> Exercise task:
Only a number is wanted: how many lines in the records below contain "emoji"?

> Data lines:

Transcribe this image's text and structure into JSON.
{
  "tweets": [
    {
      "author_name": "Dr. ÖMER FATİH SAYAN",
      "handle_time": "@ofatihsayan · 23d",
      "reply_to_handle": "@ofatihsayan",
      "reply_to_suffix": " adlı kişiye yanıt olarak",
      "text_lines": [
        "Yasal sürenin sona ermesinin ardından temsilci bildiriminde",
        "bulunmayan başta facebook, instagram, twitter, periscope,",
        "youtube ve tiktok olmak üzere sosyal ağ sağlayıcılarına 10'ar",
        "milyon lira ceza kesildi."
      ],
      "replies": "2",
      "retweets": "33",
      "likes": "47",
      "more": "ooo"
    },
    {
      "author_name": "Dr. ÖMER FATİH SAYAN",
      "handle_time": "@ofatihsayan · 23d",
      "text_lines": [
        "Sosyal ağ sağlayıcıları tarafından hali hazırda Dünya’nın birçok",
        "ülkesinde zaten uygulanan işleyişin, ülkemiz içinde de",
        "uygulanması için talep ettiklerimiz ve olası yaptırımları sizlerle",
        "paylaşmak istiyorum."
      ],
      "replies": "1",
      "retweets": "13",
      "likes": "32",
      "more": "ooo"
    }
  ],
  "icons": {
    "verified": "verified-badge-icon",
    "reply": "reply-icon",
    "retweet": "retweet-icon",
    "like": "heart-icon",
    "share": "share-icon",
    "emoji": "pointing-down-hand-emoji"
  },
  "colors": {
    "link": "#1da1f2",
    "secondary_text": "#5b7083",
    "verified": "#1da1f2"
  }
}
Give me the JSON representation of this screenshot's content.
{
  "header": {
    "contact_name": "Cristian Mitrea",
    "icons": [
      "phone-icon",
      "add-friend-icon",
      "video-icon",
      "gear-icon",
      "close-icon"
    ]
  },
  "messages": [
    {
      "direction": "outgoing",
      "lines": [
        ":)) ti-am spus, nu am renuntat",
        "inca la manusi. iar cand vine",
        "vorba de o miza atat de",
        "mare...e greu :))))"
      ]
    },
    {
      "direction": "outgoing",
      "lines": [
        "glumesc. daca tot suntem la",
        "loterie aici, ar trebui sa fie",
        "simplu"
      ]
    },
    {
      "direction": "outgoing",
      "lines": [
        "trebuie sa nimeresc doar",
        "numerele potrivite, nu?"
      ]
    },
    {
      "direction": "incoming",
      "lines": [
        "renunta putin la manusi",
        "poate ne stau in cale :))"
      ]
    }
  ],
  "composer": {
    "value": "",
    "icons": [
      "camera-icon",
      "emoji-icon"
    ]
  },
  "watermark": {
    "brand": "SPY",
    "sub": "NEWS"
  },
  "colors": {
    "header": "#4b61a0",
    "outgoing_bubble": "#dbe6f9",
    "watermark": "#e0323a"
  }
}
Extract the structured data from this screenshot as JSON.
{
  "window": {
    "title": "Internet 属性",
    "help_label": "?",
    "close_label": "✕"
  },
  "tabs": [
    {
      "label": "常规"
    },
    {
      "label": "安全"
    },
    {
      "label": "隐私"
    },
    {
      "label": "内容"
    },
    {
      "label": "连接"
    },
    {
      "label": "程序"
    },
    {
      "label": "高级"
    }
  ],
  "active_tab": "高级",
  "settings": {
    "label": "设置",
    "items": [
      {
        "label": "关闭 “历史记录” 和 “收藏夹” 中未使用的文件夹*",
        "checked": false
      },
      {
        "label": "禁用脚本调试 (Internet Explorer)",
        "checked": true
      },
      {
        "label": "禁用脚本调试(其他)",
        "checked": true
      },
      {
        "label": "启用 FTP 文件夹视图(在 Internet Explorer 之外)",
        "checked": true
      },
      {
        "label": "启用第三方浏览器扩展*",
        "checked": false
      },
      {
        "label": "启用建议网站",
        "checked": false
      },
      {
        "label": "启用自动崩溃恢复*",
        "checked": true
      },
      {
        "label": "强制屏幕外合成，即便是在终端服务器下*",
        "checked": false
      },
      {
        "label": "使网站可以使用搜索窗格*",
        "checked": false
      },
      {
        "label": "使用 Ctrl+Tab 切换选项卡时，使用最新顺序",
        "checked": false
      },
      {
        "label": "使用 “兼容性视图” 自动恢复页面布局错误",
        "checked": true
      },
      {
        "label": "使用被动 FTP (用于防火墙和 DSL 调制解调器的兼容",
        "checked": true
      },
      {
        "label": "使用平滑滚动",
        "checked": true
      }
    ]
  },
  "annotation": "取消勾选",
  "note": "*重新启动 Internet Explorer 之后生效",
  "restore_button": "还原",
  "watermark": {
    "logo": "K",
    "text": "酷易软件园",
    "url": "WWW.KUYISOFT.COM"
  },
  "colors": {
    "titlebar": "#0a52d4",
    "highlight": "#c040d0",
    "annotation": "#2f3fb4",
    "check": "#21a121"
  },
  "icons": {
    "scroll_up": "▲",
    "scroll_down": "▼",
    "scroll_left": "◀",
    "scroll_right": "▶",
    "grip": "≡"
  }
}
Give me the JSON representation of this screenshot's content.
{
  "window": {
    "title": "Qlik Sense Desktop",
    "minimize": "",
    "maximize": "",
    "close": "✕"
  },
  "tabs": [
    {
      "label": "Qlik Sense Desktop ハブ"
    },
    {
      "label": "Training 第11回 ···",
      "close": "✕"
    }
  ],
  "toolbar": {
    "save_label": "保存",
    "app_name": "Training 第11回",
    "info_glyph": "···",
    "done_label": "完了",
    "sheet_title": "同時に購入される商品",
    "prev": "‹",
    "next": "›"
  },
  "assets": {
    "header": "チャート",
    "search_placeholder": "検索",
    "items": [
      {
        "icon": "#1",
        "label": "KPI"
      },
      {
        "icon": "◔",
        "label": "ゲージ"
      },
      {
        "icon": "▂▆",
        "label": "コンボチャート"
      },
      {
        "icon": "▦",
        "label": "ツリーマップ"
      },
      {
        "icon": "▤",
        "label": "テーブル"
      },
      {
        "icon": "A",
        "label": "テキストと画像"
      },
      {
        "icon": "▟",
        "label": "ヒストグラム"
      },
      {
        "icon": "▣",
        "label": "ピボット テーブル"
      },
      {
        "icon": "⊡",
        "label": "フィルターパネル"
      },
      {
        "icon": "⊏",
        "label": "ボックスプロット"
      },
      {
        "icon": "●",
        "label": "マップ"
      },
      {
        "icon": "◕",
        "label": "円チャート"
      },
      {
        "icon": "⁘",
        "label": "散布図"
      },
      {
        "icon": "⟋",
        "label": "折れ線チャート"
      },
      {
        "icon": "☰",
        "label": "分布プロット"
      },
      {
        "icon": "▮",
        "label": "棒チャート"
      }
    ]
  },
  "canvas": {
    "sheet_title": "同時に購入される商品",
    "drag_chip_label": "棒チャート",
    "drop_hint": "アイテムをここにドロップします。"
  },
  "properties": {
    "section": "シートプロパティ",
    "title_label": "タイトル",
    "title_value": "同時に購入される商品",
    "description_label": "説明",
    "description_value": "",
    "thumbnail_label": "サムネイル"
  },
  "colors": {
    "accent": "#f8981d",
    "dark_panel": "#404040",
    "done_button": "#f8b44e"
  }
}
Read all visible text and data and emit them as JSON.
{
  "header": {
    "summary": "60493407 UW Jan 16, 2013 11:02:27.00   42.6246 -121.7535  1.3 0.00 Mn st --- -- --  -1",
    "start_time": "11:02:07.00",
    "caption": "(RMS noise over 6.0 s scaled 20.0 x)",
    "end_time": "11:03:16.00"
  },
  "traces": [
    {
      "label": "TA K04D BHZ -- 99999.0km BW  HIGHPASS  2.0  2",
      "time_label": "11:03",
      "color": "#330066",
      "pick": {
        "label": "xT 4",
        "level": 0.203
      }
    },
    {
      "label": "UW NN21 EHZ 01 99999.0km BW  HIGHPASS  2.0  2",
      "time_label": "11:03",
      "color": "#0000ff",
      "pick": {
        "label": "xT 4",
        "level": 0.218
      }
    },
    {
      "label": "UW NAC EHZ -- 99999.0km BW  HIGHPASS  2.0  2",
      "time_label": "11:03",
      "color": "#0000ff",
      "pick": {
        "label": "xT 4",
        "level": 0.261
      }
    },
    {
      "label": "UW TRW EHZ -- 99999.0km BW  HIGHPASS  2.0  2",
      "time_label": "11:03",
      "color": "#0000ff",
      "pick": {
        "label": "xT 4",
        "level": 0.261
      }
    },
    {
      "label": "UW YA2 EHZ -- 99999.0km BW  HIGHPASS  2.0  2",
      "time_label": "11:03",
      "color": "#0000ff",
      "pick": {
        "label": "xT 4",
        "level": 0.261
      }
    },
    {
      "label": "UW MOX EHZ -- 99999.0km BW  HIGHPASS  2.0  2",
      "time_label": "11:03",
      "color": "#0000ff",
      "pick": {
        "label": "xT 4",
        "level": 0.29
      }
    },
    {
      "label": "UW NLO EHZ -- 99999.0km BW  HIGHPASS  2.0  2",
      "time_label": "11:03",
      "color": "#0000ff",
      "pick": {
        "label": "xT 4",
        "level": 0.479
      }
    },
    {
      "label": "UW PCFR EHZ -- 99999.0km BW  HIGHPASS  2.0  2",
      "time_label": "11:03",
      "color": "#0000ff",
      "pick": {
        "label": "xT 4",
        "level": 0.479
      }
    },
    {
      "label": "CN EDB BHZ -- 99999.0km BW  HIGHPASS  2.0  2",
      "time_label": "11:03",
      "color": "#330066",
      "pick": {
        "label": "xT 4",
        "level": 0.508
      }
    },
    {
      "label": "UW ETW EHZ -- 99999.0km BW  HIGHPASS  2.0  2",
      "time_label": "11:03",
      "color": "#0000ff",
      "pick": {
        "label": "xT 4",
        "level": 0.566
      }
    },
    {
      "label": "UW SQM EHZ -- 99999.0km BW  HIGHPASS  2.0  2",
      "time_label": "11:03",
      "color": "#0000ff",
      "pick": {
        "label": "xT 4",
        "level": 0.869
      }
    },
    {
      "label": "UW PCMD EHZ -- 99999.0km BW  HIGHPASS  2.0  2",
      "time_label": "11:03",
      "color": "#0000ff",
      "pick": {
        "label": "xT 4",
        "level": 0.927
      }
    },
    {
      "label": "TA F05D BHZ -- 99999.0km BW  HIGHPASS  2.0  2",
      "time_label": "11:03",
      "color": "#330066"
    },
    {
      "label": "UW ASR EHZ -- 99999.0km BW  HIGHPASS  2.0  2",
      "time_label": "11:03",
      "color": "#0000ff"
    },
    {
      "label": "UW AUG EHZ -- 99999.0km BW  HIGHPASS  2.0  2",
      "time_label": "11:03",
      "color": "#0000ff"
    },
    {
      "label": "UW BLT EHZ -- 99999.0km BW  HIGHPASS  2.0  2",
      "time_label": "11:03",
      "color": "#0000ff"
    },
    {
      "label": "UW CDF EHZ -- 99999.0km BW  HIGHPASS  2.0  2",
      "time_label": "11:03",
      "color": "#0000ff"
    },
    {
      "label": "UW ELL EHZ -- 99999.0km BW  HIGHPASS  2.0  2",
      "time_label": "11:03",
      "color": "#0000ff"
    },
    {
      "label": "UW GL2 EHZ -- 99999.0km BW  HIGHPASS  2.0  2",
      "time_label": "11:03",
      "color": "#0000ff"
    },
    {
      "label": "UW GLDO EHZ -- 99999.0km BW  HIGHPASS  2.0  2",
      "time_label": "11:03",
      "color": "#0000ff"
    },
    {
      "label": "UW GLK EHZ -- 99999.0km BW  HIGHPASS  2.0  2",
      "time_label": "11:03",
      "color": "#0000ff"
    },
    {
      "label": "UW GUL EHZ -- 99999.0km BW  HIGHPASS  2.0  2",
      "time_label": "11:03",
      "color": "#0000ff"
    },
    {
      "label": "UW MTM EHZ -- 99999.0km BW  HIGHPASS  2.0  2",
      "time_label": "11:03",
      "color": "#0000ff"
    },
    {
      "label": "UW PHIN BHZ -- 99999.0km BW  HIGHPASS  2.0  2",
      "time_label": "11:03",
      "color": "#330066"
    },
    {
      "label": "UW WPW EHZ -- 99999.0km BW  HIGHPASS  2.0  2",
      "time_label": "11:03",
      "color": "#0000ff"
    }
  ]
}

> Written response:
2